Below is a listing. Gather each line of it that contains "issue".

[Excerpt from a dataset]
• • •

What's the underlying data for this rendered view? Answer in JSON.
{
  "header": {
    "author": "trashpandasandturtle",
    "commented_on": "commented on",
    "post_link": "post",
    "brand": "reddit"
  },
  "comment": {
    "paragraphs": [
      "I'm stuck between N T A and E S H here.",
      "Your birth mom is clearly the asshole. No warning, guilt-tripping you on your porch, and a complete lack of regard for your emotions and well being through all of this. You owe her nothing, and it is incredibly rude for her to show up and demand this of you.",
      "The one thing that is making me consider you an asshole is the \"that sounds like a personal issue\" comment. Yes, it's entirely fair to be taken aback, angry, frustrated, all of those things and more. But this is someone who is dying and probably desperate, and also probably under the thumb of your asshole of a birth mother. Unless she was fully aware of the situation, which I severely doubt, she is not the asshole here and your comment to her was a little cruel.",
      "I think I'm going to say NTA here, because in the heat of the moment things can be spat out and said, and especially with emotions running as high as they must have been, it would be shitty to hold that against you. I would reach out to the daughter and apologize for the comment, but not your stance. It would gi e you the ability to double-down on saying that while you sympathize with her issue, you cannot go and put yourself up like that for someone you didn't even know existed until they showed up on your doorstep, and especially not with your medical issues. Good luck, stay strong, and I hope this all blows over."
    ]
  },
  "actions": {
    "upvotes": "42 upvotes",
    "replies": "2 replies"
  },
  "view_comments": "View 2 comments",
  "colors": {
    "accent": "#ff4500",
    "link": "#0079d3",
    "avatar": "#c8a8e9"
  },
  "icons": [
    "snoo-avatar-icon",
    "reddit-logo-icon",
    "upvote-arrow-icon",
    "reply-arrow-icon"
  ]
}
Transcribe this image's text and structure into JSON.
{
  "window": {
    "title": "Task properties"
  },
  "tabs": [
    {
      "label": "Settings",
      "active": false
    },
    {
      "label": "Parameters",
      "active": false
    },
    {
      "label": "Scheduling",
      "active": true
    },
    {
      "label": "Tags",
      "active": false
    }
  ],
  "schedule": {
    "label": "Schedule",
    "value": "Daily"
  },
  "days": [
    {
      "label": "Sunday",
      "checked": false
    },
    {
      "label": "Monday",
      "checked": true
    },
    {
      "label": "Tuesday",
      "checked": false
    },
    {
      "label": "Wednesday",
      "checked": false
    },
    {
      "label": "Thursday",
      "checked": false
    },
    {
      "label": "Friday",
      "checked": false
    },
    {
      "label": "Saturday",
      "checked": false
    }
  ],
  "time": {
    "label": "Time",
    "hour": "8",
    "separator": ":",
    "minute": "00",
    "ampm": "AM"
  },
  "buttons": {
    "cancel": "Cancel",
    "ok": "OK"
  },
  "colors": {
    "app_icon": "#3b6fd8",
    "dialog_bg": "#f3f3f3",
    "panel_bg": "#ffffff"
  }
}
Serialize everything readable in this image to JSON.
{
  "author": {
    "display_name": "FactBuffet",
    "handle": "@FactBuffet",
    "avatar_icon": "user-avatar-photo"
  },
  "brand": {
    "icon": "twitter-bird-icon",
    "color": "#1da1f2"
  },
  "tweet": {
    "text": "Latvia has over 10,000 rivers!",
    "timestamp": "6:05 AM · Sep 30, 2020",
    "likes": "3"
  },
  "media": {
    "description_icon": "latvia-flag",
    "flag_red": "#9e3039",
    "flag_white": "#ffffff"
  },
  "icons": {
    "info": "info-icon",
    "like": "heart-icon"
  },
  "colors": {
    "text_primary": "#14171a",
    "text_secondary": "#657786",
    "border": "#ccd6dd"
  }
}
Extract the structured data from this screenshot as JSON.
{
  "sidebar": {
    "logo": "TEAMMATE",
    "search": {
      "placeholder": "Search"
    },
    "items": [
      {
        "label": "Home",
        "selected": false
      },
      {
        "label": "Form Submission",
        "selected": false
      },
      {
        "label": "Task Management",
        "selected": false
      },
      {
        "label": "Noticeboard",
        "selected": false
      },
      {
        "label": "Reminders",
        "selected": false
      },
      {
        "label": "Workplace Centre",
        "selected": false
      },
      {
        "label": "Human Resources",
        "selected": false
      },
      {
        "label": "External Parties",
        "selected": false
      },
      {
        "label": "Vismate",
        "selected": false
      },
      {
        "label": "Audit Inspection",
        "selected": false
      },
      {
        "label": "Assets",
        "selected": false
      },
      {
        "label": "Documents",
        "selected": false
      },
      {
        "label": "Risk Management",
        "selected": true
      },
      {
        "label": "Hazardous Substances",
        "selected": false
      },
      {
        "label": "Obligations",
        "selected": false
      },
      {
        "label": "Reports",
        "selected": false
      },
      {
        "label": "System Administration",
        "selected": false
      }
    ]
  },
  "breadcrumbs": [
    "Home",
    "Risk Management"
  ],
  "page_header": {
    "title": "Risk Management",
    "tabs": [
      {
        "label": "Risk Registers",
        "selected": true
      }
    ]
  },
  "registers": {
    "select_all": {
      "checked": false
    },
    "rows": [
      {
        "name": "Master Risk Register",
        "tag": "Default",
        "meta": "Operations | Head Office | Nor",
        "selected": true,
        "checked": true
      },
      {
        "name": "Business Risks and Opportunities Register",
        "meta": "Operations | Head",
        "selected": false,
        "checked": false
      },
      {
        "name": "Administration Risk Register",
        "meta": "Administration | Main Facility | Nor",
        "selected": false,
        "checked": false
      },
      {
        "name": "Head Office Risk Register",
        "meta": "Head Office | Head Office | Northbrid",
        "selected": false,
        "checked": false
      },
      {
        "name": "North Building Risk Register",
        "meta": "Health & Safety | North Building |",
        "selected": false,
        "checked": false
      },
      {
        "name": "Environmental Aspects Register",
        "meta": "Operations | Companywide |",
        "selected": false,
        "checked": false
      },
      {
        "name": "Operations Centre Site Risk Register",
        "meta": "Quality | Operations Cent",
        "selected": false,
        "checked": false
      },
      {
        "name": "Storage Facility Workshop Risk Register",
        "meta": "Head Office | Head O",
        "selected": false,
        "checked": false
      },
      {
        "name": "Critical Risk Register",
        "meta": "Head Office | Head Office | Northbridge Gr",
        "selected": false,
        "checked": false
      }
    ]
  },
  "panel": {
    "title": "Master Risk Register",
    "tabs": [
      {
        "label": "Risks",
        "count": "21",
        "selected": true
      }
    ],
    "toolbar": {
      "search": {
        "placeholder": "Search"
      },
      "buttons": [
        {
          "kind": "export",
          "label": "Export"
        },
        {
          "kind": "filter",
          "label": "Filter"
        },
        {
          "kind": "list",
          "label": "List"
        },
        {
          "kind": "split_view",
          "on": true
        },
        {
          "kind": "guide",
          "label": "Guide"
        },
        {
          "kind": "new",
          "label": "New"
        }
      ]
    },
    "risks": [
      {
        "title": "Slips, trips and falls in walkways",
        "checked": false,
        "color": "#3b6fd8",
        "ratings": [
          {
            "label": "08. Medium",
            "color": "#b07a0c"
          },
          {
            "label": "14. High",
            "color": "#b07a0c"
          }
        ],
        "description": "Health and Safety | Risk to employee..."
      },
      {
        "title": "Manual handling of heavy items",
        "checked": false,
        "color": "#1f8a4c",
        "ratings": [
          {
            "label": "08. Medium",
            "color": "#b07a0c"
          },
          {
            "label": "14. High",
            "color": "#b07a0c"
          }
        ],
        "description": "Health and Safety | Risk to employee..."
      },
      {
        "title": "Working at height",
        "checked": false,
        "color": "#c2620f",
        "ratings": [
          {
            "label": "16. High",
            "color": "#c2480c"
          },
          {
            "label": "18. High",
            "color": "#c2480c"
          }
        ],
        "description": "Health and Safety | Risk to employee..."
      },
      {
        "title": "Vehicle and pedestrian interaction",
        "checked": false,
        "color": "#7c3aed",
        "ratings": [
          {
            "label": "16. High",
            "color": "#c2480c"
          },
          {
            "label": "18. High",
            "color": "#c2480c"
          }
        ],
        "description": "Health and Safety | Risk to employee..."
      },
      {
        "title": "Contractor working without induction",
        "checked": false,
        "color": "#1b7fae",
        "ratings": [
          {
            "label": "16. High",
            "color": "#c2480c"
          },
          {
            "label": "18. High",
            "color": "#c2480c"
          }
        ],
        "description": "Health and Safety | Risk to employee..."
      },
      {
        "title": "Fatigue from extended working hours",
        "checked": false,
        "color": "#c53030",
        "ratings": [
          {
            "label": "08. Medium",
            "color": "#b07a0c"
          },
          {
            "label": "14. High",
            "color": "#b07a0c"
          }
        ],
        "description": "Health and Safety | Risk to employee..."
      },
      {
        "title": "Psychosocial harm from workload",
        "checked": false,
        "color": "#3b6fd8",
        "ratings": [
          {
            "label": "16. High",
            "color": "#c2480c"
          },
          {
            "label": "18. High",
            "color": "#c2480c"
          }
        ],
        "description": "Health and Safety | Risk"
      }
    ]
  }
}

• • •

Finished answer:
      "The one thing that is making me consider you an asshole is the \"that sounds like a personal issue\" comment. Yes, it's entirely fair to be taken aback, angry, frustrated, all of those things and more. But this is someone who is dying and probably desperate, and also probably under the thumb of your asshole of a birth mother. Unless she was fully aware of the situation, which I severely doubt, she is not the asshole here and your comment to her was a little cruel.",
      "I think I'm going to say NTA here, because in the heat of the moment things can be spat out and said, and especially with emotions running as high as they must have been, it would be shitty to hold that against you. I would reach out to the daughter and apologize for the comment, but not your stance. It would gi e you the ability to double-down on saying that while you sympathize with her issue, you cannot go and put yourself up like that for someone you didn't even know existed until they showed up on your doorstep, and especially not with your medical issues. Good luck, stay strong, and I hope this all blows over."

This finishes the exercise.